* begin RECORDS SHOWN *

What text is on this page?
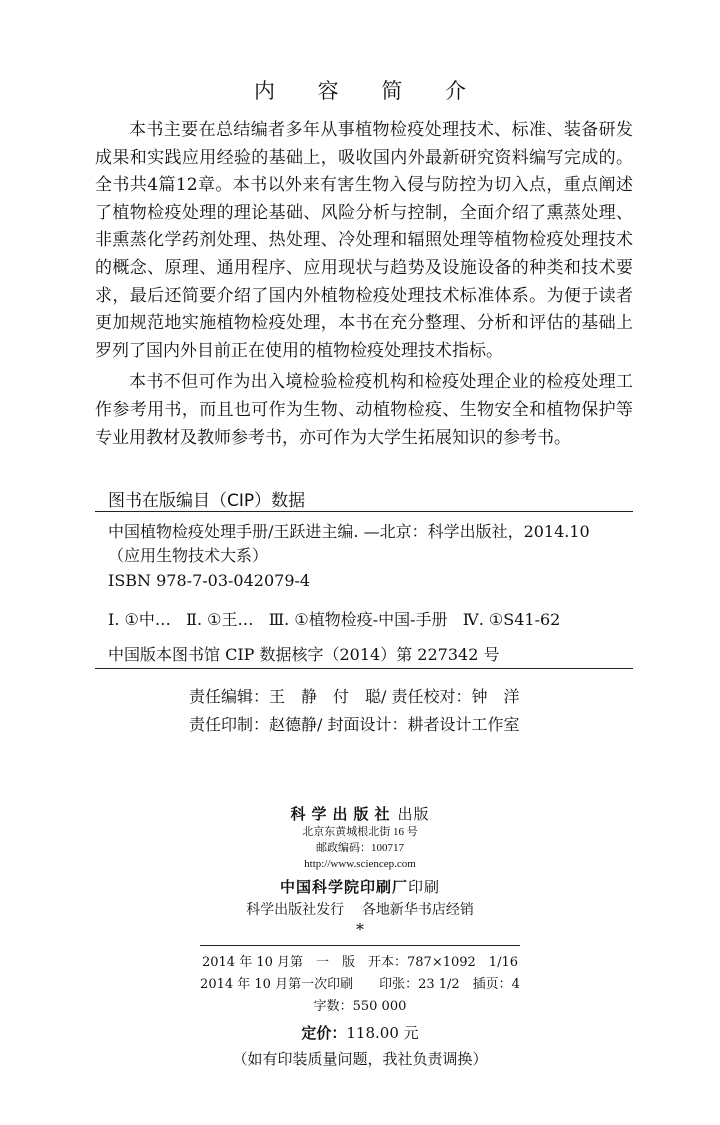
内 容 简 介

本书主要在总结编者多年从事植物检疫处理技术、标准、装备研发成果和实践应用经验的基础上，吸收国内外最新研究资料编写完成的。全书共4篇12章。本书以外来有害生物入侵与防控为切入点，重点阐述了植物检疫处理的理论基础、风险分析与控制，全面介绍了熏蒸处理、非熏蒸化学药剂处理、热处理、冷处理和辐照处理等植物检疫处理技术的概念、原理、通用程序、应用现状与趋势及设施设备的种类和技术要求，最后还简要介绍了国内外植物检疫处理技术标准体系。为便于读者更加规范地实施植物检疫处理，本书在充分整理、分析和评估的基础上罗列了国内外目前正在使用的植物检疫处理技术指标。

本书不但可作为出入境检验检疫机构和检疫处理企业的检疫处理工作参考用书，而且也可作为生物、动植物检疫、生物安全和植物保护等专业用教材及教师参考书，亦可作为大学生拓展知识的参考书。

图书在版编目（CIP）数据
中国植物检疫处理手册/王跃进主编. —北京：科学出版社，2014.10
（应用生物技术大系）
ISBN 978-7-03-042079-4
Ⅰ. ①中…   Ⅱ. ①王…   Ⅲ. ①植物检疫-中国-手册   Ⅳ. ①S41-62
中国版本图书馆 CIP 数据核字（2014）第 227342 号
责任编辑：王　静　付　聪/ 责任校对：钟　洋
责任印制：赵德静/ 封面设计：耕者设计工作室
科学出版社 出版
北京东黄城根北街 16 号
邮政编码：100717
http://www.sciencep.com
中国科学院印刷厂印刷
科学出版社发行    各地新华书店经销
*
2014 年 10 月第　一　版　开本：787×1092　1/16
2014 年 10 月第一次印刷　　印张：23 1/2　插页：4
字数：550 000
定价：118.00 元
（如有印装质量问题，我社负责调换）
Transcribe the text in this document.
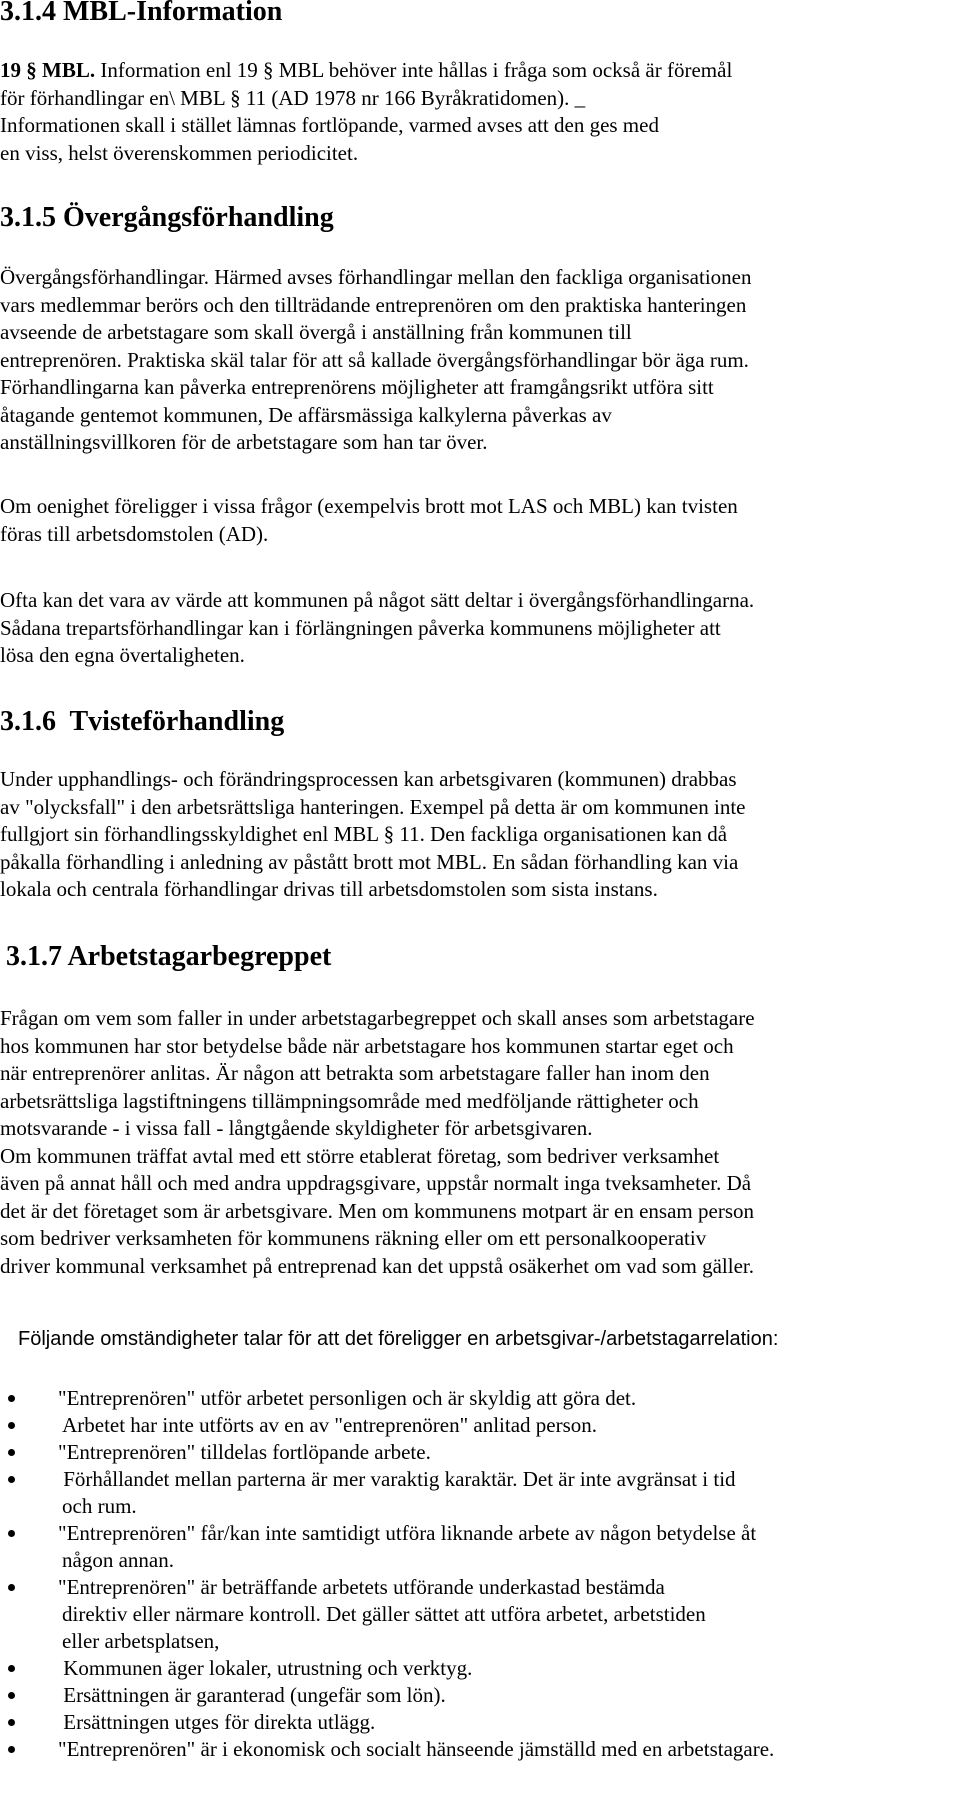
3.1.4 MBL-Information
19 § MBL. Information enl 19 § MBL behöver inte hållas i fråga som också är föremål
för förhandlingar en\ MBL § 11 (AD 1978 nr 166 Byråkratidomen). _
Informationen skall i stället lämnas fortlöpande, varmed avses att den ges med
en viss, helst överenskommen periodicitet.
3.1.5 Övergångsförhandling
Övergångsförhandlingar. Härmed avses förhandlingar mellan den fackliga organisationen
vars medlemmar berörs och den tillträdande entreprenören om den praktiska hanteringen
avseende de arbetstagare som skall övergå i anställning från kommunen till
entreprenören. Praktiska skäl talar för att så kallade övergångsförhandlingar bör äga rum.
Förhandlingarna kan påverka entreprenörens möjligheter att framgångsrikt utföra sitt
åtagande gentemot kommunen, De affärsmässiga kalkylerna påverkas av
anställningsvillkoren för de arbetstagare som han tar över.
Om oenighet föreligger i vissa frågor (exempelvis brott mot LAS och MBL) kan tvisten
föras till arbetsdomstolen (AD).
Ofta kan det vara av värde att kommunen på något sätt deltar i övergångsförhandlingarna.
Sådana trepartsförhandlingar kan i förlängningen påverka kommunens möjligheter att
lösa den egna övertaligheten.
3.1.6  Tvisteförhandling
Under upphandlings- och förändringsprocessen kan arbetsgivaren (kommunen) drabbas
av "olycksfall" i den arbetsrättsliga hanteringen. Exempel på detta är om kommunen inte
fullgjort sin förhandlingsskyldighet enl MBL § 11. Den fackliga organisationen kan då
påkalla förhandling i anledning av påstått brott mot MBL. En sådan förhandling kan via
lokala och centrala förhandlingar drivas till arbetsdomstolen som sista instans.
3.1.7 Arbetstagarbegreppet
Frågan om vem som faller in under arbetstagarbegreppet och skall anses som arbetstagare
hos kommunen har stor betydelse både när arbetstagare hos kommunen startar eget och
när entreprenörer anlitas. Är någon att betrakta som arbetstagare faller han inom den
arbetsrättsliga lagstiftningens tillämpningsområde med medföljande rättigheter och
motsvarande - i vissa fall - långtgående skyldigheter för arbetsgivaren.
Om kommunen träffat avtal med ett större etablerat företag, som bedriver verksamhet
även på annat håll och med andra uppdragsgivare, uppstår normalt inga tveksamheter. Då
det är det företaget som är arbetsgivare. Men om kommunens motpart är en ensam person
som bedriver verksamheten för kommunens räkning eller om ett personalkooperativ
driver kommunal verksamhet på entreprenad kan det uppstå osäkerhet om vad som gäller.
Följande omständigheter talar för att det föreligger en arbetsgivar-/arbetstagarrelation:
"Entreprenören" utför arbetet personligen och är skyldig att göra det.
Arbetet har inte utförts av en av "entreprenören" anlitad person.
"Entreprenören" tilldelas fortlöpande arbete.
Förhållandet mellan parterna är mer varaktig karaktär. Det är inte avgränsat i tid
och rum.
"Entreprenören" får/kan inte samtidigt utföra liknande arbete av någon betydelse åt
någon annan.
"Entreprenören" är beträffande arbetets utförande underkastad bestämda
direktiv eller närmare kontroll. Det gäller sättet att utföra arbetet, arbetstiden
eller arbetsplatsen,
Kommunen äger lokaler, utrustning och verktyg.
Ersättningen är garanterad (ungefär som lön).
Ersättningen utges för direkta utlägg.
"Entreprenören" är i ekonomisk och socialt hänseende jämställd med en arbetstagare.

* end RECORDS SHOWN *

* SHORT EXERCISE: Without including any picture, retype the entries exactly.

* WORKED SOLUTION:
What text is on this page?
内 容 简 介

本书主要在总结编者多年从事植物检疫处理技术、标准、装备研发成果和实践应用经验的基础上，吸收国内外最新研究资料编写完成的。全书共4篇12章。本书以外来有害生物入侵与防控为切入点，重点阐述了植物检疫处理的理论基础、风险分析与控制，全面介绍了熏蒸处理、非熏蒸化学药剂处理、热处理、冷处理和辐照处理等植物检疫处理技术的概念、原理、通用程序、应用现状与趋势及设施设备的种类和技术要求，最后还简要介绍了国内外植物检疫处理技术标准体系。为便于读者更加规范地实施植物检疫处理，本书在充分整理、分析和评估的基础上罗列了国内外目前正在使用的植物检疫处理技术指标。

本书不但可作为出入境检验检疫机构和检疫处理企业的检疫处理工作参考用书，而且也可作为生物、动植物检疫、生物安全和植物保护等专业用教材及教师参考书，亦可作为大学生拓展知识的参考书。

图书在版编目（CIP）数据
中国植物检疫处理手册/王跃进主编. —北京：科学出版社，2014.10
（应用生物技术大系）
ISBN 978-7-03-042079-4
Ⅰ. ①中…   Ⅱ. ①王…   Ⅲ. ①植物检疫-中国-手册   Ⅳ. ①S41-62
中国版本图书馆 CIP 数据核字（2014）第 227342 号
责任编辑：王　静　付　聪/ 责任校对：钟　洋
责任印制：赵德静/ 封面设计：耕者设计工作室
科学出版社 出版
北京东黄城根北街 16 号
邮政编码：100717
http://www.sciencep.com
中国科学院印刷厂印刷
科学出版社发行    各地新华书店经销
*
2014 年 10 月第　一　版　开本：787×1092　1/16
2014 年 10 月第一次印刷　　印张：23 1/2　插页：4
字数：550 000
定价：118.00 元
（如有印装质量问题，我社负责调换）
Transcribe the text in this document.
3.1.4 MBL-Information
19 § MBL. Information enl 19 § MBL behöver inte hållas i fråga som också är föremål
för förhandlingar en\ MBL § 11 (AD 1978 nr 166 Byråkratidomen). _
Informationen skall i stället lämnas fortlöpande, varmed avses att den ges med
en viss, helst överenskommen periodicitet.
3.1.5 Övergångsförhandling
Övergångsförhandlingar. Härmed avses förhandlingar mellan den fackliga organisationen
vars medlemmar berörs och den tillträdande entreprenören om den praktiska hanteringen
avseende de arbetstagare som skall övergå i anställning från kommunen till
entreprenören. Praktiska skäl talar för att så kallade övergångsförhandlingar bör äga rum.
Förhandlingarna kan påverka entreprenörens möjligheter att framgångsrikt utföra sitt
åtagande gentemot kommunen, De affärsmässiga kalkylerna påverkas av
anställningsvillkoren för de arbetstagare som han tar över.
Om oenighet föreligger i vissa frågor (exempelvis brott mot LAS och MBL) kan tvisten
föras till arbetsdomstolen (AD).
Ofta kan det vara av värde att kommunen på något sätt deltar i övergångsförhandlingarna.
Sådana trepartsförhandlingar kan i förlängningen påverka kommunens möjligheter att
lösa den egna övertaligheten.
3.1.6  Tvisteförhandling
Under upphandlings- och förändringsprocessen kan arbetsgivaren (kommunen) drabbas
av "olycksfall" i den arbetsrättsliga hanteringen. Exempel på detta är om kommunen inte
fullgjort sin förhandlingsskyldighet enl MBL § 11. Den fackliga organisationen kan då
påkalla förhandling i anledning av påstått brott mot MBL. En sådan förhandling kan via
lokala och centrala förhandlingar drivas till arbetsdomstolen som sista instans.
3.1.7 Arbetstagarbegreppet
Frågan om vem som faller in under arbetstagarbegreppet och skall anses som arbetstagare
hos kommunen har stor betydelse både när arbetstagare hos kommunen startar eget och
när entreprenörer anlitas. Är någon att betrakta som arbetstagare faller han inom den
arbetsrättsliga lagstiftningens tillämpningsområde med medföljande rättigheter och
motsvarande - i vissa fall - långtgående skyldigheter för arbetsgivaren.
Om kommunen träffat avtal med ett större etablerat företag, som bedriver verksamhet
även på annat håll och med andra uppdragsgivare, uppstår normalt inga tveksamheter. Då
det är det företaget som är arbetsgivare. Men om kommunens motpart är en ensam person
som bedriver verksamheten för kommunens räkning eller om ett personalkooperativ
driver kommunal verksamhet på entreprenad kan det uppstå osäkerhet om vad som gäller.
Följande omständigheter talar för att det föreligger en arbetsgivar-/arbetstagarrelation:
"Entreprenören" utför arbetet personligen och är skyldig att göra det.
Arbetet har inte utförts av en av "entreprenören" anlitad person.
"Entreprenören" tilldelas fortlöpande arbete.
Förhållandet mellan parterna är mer varaktig karaktär. Det är inte avgränsat i tid
och rum.
"Entreprenören" får/kan inte samtidigt utföra liknande arbete av någon betydelse åt
någon annan.
"Entreprenören" är beträffande arbetets utförande underkastad bestämda
direktiv eller närmare kontroll. Det gäller sättet att utföra arbetet, arbetstiden
eller arbetsplatsen,
Kommunen äger lokaler, utrustning och verktyg.
Ersättningen är garanterad (ungefär som lön).
Ersättningen utges för direkta utlägg.
"Entreprenören" är i ekonomisk och socialt hänseende jämställd med en arbetstagare.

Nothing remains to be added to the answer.